Task description
Output each of the following rows unchanged, character for character.
**** Recorded data
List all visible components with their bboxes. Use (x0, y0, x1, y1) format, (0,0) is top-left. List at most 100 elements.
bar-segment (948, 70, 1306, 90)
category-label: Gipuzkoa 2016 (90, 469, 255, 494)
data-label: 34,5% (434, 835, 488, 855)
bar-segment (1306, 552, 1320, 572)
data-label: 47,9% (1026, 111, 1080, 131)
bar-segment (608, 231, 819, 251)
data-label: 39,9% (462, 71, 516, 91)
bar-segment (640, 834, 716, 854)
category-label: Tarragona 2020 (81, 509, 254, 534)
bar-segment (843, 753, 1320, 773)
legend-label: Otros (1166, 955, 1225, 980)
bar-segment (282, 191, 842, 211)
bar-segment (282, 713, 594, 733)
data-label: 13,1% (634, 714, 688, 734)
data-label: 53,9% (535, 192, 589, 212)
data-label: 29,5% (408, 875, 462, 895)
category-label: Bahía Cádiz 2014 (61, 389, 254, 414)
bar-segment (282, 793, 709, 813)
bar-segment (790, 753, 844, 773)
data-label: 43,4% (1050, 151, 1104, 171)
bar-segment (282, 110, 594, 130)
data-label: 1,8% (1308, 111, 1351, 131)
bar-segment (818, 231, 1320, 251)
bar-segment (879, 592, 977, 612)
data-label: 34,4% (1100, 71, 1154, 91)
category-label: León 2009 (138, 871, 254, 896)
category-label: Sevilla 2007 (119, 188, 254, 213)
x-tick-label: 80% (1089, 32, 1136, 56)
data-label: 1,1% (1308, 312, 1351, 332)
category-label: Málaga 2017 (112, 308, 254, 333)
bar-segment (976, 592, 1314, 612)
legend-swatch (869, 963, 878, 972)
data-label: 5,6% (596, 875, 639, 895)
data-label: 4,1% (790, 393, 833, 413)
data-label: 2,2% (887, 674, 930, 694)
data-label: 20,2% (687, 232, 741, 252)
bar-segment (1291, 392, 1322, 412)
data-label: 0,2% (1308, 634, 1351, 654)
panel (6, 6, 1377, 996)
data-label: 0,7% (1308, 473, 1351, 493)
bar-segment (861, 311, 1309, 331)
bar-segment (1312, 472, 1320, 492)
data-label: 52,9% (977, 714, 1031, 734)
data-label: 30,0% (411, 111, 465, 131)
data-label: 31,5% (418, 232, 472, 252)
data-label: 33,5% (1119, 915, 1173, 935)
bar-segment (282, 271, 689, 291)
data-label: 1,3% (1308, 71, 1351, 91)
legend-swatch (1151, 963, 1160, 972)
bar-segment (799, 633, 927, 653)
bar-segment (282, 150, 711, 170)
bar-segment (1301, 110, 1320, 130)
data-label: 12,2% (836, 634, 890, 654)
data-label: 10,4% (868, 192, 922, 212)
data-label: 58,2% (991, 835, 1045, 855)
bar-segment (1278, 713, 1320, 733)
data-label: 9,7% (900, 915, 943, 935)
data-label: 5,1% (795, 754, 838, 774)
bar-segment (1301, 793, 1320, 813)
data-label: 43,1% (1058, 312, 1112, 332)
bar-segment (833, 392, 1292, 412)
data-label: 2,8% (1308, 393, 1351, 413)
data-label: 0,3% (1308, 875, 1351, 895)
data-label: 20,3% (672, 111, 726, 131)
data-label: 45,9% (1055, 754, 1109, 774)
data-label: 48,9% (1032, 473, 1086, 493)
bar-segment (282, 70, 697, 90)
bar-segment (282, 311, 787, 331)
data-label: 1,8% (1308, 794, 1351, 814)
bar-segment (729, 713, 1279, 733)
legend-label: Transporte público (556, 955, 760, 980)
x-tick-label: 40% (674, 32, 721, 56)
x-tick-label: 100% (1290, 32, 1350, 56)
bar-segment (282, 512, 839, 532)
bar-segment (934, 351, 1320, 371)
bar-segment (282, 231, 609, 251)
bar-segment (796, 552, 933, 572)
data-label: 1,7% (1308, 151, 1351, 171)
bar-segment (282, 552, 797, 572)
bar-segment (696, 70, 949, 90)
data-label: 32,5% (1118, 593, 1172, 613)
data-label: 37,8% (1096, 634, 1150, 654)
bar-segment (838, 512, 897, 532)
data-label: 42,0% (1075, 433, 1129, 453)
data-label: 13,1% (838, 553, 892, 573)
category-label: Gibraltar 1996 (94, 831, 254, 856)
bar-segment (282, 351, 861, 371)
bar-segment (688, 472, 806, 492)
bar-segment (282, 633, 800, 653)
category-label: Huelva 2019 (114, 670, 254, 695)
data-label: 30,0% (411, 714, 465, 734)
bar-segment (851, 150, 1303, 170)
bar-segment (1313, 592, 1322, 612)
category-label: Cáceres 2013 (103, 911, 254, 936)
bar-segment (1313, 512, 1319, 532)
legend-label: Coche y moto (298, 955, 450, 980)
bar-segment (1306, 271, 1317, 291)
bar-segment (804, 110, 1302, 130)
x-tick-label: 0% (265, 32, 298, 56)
********
Written answer
List all visible components with their bboxes. Use (x0, y0, x1, y1) format, (0,0) is top-left. List at most 100 elements.
bar-segment (948, 70, 1306, 90)
category-label: Gipuzkoa 2016 (90, 469, 255, 494)
data-label: 34,5% (434, 835, 488, 855)
bar-segment (1306, 552, 1320, 572)
data-label: 47,9% (1026, 111, 1080, 131)
bar-segment (608, 231, 819, 251)
data-label: 39,9% (462, 71, 516, 91)
bar-segment (640, 834, 716, 854)
category-label: Tarragona 2020 (81, 509, 254, 534)
bar-segment (843, 753, 1320, 773)
legend-label: Otros (1166, 955, 1225, 980)
bar-segment (282, 191, 842, 211)
bar-segment (282, 713, 594, 733)
data-label: 13,1% (634, 714, 688, 734)
data-label: 53,9% (535, 192, 589, 212)
data-label: 29,5% (408, 875, 462, 895)
category-label: Bahía Cádiz 2014 (61, 389, 254, 414)
bar-segment (282, 793, 709, 813)
bar-segment (790, 753, 844, 773)
data-label: 43,4% (1050, 151, 1104, 171)
bar-segment (282, 110, 594, 130)
data-label: 1,8% (1308, 111, 1351, 131)
bar-segment (818, 231, 1320, 251)
bar-segment (879, 592, 977, 612)
data-label: 34,4% (1100, 71, 1154, 91)
category-label: León 2009 (138, 871, 254, 896)
category-label: Sevilla 2007 (119, 188, 254, 213)
x-tick-label: 80% (1089, 32, 1136, 56)
data-label: 1,1% (1308, 312, 1351, 332)
category-label: Málaga 2017 (112, 308, 254, 333)
bar-segment (976, 592, 1314, 612)
legend-swatch (869, 963, 878, 972)
data-label: 5,6% (596, 875, 639, 895)
data-label: 4,1% (790, 393, 833, 413)
data-label: 2,2% (887, 674, 930, 694)
data-label: 20,2% (687, 232, 741, 252)
bar-segment (1291, 392, 1322, 412)
data-label: 0,2% (1308, 634, 1351, 654)
panel (6, 6, 1377, 996)
data-label: 0,7% (1308, 473, 1351, 493)
bar-segment (861, 311, 1309, 331)
bar-segment (1312, 472, 1320, 492)
data-label: 52,9% (977, 714, 1031, 734)
data-label: 30,0% (411, 111, 465, 131)
data-label: 31,5% (418, 232, 472, 252)
data-label: 33,5% (1119, 915, 1173, 935)
bar-segment (282, 271, 689, 291)
data-label: 1,3% (1308, 71, 1351, 91)
legend-swatch (1151, 963, 1160, 972)
bar-segment (799, 633, 927, 653)
bar-segment (282, 150, 711, 170)
bar-segment (1301, 110, 1320, 130)
data-label: 12,2% (836, 634, 890, 654)
data-label: 10,4% (868, 192, 922, 212)
data-label: 58,2% (991, 835, 1045, 855)
bar-segment (1278, 713, 1320, 733)
data-label: 9,7% (900, 915, 943, 935)
data-label: 5,1% (795, 754, 838, 774)
bar-segment (1301, 793, 1320, 813)
data-label: 43,1% (1058, 312, 1112, 332)
bar-segment (833, 392, 1292, 412)
data-label: 2,8% (1308, 393, 1351, 413)
data-label: 0,3% (1308, 875, 1351, 895)
data-label: 20,3% (672, 111, 726, 131)
data-label: 45,9% (1055, 754, 1109, 774)
data-label: 48,9% (1032, 473, 1086, 493)
bar-segment (282, 70, 697, 90)
bar-segment (282, 311, 787, 331)
data-label: 1,8% (1308, 794, 1351, 814)
bar-segment (729, 713, 1279, 733)
legend-label: Transporte público (556, 955, 760, 980)
x-tick-label: 40% (674, 32, 721, 56)
x-tick-label: 100% (1290, 32, 1350, 56)
bar-segment (282, 512, 839, 532)
bar-segment (934, 351, 1320, 371)
bar-segment (282, 231, 609, 251)
bar-segment (796, 552, 933, 572)
data-label: 1,7% (1308, 151, 1351, 171)
bar-segment (282, 552, 797, 572)
bar-segment (696, 70, 949, 90)
data-label: 32,5% (1118, 593, 1172, 613)
data-label: 37,8% (1096, 634, 1150, 654)
bar-segment (838, 512, 897, 532)
data-label: 42,0% (1075, 433, 1129, 453)
data-label: 13,1% (838, 553, 892, 573)
category-label: Gibraltar 1996 (94, 831, 254, 856)
bar-segment (282, 351, 861, 371)
bar-segment (688, 472, 806, 492)
bar-segment (282, 633, 800, 653)
category-label: Huelva 2019 (114, 670, 254, 695)
data-label: 30,0% (411, 714, 465, 734)
bar-segment (851, 150, 1303, 170)
bar-segment (1313, 592, 1322, 612)
category-label: Cáceres 2013 (103, 911, 254, 936)
bar-segment (1313, 512, 1319, 532)
legend-label: Coche y moto (298, 955, 450, 980)
bar-segment (1306, 271, 1317, 291)
bar-segment (804, 110, 1302, 130)
x-tick-label: 0% (265, 32, 298, 56)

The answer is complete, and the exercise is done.